Task =>
Extract every record, keeping each one exactly as it is.
• • • •
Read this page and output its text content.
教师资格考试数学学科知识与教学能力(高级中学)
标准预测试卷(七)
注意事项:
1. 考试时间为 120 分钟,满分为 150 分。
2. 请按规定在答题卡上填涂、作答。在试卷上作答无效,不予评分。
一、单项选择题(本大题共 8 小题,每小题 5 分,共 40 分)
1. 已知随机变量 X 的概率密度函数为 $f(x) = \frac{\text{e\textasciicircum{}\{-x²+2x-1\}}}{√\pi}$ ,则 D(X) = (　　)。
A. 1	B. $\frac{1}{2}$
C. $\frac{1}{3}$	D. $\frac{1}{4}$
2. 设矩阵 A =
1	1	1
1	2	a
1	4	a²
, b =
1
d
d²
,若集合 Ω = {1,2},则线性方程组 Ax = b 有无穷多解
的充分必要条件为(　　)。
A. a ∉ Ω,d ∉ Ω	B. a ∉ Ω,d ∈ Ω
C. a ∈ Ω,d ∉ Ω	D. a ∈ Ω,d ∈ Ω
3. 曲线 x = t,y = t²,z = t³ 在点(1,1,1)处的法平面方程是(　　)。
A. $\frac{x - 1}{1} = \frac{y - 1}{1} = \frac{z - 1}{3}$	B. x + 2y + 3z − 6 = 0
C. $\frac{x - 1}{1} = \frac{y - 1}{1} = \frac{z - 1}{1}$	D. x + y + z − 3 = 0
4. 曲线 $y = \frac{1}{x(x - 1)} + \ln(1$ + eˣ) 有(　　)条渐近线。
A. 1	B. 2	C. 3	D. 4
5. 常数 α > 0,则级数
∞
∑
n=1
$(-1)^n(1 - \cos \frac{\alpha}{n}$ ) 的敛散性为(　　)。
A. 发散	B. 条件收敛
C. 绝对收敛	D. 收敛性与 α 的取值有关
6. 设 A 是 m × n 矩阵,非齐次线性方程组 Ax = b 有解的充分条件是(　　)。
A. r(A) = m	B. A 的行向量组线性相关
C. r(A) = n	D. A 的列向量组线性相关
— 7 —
• • • •
Final result =>
Read this page and output its text content.
教师资格考试数学学科知识与教学能力(高级中学)
标准预测试卷(七)
注意事项:
1. 考试时间为 120 分钟,满分为 150 分。
2. 请按规定在答题卡上填涂、作答。在试卷上作答无效,不予评分。
一、单项选择题(本大题共 8 小题,每小题 5 分,共 40 分)
1. 已知随机变量 X 的概率密度函数为 $f(x) = \frac{\text{e\textasciicircum{}\{-x²+2x-1\}}}{√\pi}$ ,则 D(X) = (　　)。
A. 1	B. $\frac{1}{2}$
C. $\frac{1}{3}$	D. $\frac{1}{4}$
2. 设矩阵 A =
1	1	1
1	2	a
1	4	a²
, b =
1
d
d²
,若集合 Ω = {1,2},则线性方程组 Ax = b 有无穷多解
的充分必要条件为(　　)。
A. a ∉ Ω,d ∉ Ω	B. a ∉ Ω,d ∈ Ω
C. a ∈ Ω,d ∉ Ω	D. a ∈ Ω,d ∈ Ω
3. 曲线 x = t,y = t²,z = t³ 在点(1,1,1)处的法平面方程是(　　)。
A. $\frac{x - 1}{1} = \frac{y - 1}{1} = \frac{z - 1}{3}$	B. x + 2y + 3z − 6 = 0
C. $\frac{x - 1}{1} = \frac{y - 1}{1} = \frac{z - 1}{1}$	D. x + y + z − 3 = 0
4. 曲线 $y = \frac{1}{x(x - 1)} + \ln(1$ + eˣ) 有(　　)条渐近线。
A. 1	B. 2	C. 3	D. 4
5. 常数 α > 0,则级数
∞
∑
n=1
$(-1)^n(1 - \cos \frac{\alpha}{n}$ ) 的敛散性为(　　)。
A. 发散	B. 条件收敛
C. 绝对收敛	D. 收敛性与 α 的取值有关
6. 设 A 是 m × n 矩阵,非齐次线性方程组 Ax = b 有解的充分条件是(　　)。
A. r(A) = m	B. A 的行向量组线性相关
C. r(A) = n	D. A 的列向量组线性相关
— 7 —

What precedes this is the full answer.